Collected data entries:
>>

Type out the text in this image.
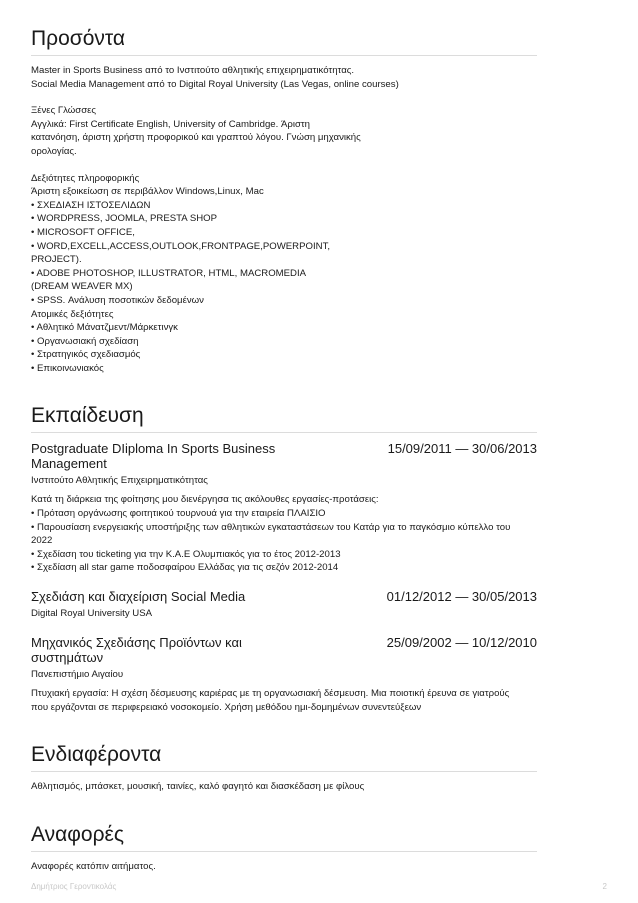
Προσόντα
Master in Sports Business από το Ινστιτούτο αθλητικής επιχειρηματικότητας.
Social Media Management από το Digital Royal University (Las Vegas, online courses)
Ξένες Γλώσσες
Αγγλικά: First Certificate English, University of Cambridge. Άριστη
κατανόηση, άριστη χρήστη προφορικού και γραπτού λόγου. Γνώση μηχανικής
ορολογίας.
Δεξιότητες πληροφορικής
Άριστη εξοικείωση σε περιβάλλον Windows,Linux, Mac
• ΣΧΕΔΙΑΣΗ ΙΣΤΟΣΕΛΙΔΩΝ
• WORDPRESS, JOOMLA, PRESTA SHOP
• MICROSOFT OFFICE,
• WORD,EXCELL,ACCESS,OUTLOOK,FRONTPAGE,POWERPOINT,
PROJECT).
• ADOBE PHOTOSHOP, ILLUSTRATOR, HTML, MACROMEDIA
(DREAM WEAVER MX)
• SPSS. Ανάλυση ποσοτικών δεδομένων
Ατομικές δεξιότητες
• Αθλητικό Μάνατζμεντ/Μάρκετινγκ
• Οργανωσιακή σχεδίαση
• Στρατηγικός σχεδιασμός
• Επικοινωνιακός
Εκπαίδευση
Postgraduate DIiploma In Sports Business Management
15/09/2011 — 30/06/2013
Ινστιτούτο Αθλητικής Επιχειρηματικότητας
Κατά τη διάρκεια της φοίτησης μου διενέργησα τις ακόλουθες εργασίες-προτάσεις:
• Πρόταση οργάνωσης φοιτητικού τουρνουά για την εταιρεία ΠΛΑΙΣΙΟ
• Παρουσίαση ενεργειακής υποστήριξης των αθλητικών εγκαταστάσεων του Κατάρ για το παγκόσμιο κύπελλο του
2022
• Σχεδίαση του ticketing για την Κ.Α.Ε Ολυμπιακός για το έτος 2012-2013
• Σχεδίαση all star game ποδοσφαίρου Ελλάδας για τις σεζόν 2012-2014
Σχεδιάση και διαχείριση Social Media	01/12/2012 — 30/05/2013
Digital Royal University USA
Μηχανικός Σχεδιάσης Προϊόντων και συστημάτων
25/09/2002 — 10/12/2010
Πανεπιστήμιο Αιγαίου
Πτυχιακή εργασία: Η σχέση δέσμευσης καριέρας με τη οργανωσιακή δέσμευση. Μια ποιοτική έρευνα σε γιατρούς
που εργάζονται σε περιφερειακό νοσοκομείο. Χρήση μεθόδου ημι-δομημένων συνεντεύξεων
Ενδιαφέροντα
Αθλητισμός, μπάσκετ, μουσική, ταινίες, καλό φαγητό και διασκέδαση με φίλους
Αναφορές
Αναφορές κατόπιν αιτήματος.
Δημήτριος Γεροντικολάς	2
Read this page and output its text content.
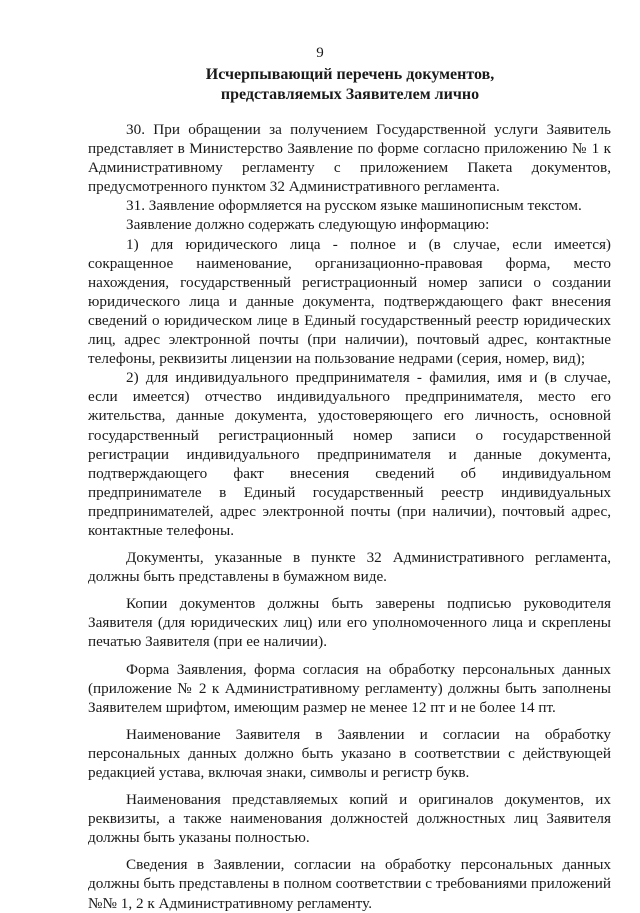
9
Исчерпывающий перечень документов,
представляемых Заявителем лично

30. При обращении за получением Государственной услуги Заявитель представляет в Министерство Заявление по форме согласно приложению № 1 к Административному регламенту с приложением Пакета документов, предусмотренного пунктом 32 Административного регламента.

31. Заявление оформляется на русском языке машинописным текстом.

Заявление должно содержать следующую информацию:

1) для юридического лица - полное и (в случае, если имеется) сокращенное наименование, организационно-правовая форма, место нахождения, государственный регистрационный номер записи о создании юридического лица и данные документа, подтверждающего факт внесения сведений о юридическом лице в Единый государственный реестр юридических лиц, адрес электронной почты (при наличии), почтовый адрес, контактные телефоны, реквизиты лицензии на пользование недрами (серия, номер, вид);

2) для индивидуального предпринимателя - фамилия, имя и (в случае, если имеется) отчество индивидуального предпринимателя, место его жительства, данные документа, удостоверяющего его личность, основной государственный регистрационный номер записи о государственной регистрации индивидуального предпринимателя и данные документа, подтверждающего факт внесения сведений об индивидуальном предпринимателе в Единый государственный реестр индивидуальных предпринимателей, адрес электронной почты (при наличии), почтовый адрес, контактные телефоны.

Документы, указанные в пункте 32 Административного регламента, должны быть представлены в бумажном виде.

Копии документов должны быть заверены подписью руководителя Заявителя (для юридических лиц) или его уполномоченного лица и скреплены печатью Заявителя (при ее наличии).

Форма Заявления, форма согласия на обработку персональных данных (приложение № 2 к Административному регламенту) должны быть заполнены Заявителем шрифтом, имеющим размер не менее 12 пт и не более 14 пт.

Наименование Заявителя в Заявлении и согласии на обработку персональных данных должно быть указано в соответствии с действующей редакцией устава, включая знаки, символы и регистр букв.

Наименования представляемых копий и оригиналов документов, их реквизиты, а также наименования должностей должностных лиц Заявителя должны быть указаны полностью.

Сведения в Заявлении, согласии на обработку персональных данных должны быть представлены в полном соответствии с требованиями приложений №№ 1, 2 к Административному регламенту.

<<
>>

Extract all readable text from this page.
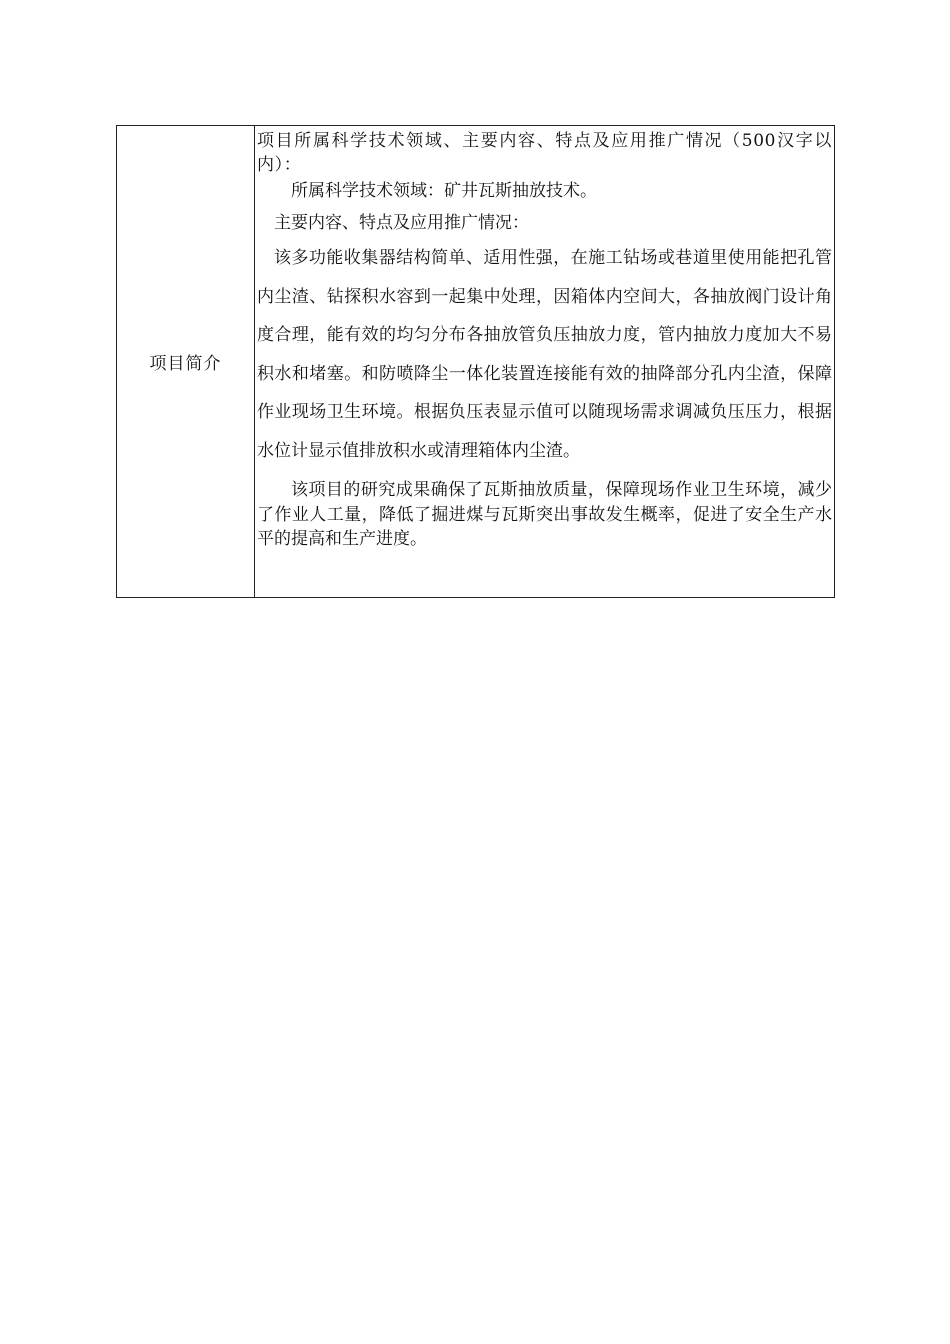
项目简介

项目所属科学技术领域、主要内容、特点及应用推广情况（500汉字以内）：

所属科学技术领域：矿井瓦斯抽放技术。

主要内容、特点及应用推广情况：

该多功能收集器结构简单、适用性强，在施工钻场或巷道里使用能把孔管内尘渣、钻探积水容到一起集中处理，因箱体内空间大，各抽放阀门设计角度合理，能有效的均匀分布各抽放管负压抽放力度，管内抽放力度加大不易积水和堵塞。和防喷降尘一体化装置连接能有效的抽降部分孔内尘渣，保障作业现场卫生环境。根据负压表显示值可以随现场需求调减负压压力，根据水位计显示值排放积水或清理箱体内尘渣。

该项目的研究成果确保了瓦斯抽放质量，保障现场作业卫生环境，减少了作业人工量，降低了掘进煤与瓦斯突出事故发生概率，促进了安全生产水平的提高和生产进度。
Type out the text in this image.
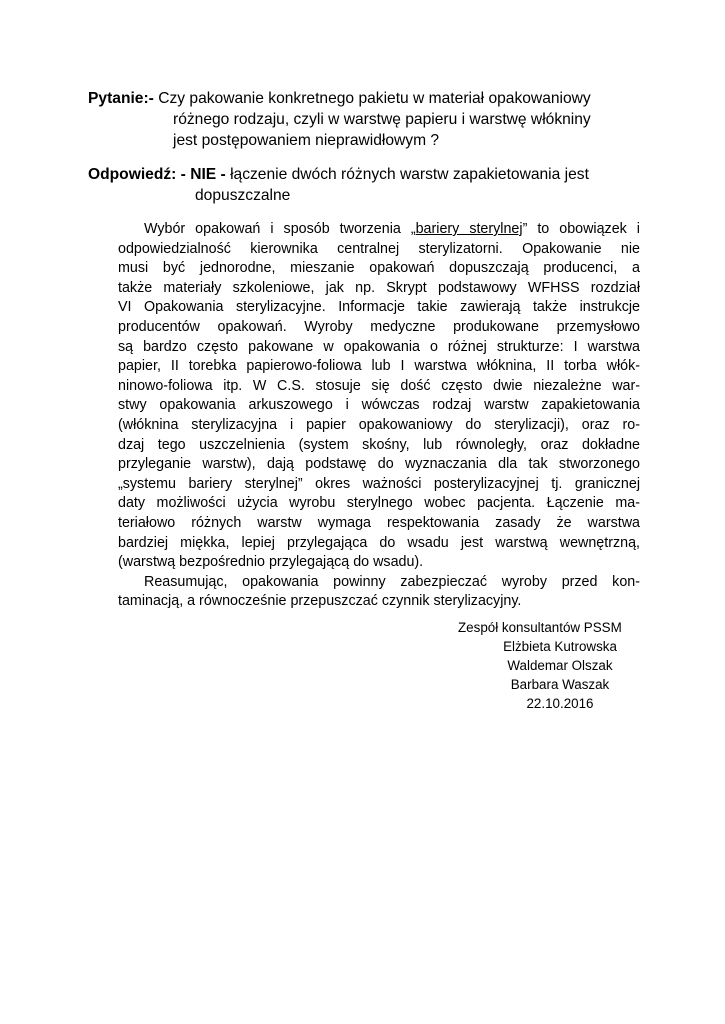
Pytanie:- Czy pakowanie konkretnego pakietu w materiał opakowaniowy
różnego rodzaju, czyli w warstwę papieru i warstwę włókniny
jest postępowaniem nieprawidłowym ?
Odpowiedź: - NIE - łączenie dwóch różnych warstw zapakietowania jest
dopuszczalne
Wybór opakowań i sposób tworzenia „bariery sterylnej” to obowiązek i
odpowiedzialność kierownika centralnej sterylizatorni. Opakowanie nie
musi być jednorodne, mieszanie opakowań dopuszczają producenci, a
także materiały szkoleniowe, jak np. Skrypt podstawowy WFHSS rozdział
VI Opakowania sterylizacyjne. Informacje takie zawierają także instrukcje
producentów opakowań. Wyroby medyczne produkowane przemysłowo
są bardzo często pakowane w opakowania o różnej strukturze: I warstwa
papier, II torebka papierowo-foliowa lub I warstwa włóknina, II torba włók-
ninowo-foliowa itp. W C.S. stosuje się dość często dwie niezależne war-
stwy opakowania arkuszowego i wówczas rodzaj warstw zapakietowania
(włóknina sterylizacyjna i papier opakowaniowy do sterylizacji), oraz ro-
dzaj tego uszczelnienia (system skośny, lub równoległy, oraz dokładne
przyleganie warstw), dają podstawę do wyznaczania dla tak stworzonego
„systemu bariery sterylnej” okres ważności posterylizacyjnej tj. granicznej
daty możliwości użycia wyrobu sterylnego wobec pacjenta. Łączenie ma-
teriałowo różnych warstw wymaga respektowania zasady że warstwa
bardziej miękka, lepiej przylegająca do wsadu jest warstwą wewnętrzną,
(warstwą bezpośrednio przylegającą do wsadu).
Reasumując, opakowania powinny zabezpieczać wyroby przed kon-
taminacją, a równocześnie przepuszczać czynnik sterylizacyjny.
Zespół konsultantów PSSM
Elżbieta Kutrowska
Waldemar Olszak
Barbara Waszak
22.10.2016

<<

## Set problem
Tally up the lines of the listing containing the word "oraz". Give only the total.

## Solution
2